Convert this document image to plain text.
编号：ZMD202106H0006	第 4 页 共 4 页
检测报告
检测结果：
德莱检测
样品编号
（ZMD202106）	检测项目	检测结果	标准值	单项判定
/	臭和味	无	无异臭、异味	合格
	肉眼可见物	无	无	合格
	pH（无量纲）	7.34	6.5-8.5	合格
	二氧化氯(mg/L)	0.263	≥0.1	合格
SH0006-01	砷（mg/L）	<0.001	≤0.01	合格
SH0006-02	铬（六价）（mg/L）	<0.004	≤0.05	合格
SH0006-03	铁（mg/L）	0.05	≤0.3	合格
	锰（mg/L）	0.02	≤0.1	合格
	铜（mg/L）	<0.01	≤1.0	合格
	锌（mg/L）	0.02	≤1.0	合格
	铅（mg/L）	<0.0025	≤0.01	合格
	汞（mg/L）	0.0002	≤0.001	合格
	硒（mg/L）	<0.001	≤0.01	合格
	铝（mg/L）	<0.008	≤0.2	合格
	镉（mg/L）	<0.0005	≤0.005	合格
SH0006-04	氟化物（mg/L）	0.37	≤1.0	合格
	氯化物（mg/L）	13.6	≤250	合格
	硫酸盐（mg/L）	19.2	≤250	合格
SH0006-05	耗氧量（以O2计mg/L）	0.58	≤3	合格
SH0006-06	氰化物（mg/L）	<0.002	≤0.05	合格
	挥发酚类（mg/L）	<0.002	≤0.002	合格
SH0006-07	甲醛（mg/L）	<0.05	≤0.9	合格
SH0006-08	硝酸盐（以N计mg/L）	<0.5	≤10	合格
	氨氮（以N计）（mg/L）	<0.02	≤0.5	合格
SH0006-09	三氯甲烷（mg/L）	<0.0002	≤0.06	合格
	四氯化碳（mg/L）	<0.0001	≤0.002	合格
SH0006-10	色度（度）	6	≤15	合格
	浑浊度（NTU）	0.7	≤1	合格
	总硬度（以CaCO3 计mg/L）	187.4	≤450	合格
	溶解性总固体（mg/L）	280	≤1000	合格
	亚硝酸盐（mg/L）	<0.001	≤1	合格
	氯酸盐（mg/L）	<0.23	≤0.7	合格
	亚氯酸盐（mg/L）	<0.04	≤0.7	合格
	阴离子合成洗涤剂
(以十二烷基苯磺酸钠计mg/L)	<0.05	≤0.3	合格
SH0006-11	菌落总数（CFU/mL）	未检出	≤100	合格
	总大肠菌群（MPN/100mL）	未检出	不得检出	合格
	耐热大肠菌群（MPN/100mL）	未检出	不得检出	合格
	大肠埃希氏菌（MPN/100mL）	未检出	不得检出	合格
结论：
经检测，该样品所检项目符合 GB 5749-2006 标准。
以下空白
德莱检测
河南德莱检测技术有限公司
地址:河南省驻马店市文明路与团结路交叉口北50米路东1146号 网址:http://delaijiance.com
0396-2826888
════
■ WHAT TO DO ■
Copy all of the data exactly.

■ TASK ANSWER ■
Convert this document image to plain text.
编号：ZMD202106H0006	第 4 页 共 4 页
检测报告
检测结果：
德莱检测
样品编号
（ZMD202106）	检测项目	检测结果	标准值	单项判定
/	臭和味	无	无异臭、异味	合格
	肉眼可见物	无	无	合格
	pH（无量纲）	7.34	6.5-8.5	合格
	二氧化氯(mg/L)	0.263	≥0.1	合格
SH0006-01	砷（mg/L）	<0.001	≤0.01	合格
SH0006-02	铬（六价）（mg/L）	<0.004	≤0.05	合格
SH0006-03	铁（mg/L）	0.05	≤0.3	合格
	锰（mg/L）	0.02	≤0.1	合格
	铜（mg/L）	<0.01	≤1.0	合格
	锌（mg/L）	0.02	≤1.0	合格
	铅（mg/L）	<0.0025	≤0.01	合格
	汞（mg/L）	0.0002	≤0.001	合格
	硒（mg/L）	<0.001	≤0.01	合格
	铝（mg/L）	<0.008	≤0.2	合格
	镉（mg/L）	<0.0005	≤0.005	合格
SH0006-04	氟化物（mg/L）	0.37	≤1.0	合格
	氯化物（mg/L）	13.6	≤250	合格
	硫酸盐（mg/L）	19.2	≤250	合格
SH0006-05	耗氧量（以O2计mg/L）	0.58	≤3	合格
SH0006-06	氰化物（mg/L）	<0.002	≤0.05	合格
	挥发酚类（mg/L）	<0.002	≤0.002	合格
SH0006-07	甲醛（mg/L）	<0.05	≤0.9	合格
SH0006-08	硝酸盐（以N计mg/L）	<0.5	≤10	合格
	氨氮（以N计）（mg/L）	<0.02	≤0.5	合格
SH0006-09	三氯甲烷（mg/L）	<0.0002	≤0.06	合格
	四氯化碳（mg/L）	<0.0001	≤0.002	合格
SH0006-10	色度（度）	6	≤15	合格
	浑浊度（NTU）	0.7	≤1	合格
	总硬度（以CaCO3 计mg/L）	187.4	≤450	合格
	溶解性总固体（mg/L）	280	≤1000	合格
	亚硝酸盐（mg/L）	<0.001	≤1	合格
	氯酸盐（mg/L）	<0.23	≤0.7	合格
	亚氯酸盐（mg/L）	<0.04	≤0.7	合格
	阴离子合成洗涤剂
(以十二烷基苯磺酸钠计mg/L)	<0.05	≤0.3	合格
SH0006-11	菌落总数（CFU/mL）	未检出	≤100	合格
	总大肠菌群（MPN/100mL）	未检出	不得检出	合格
	耐热大肠菌群（MPN/100mL）	未检出	不得检出	合格
	大肠埃希氏菌（MPN/100mL）	未检出	不得检出	合格
结论：
经检测，该样品所检项目符合 GB 5749-2006 标准。
以下空白
德莱检测
河南德莱检测技术有限公司
地址:河南省驻马店市文明路与团结路交叉口北50米路东1146号 网址:http://delaijiance.com
0396-2826888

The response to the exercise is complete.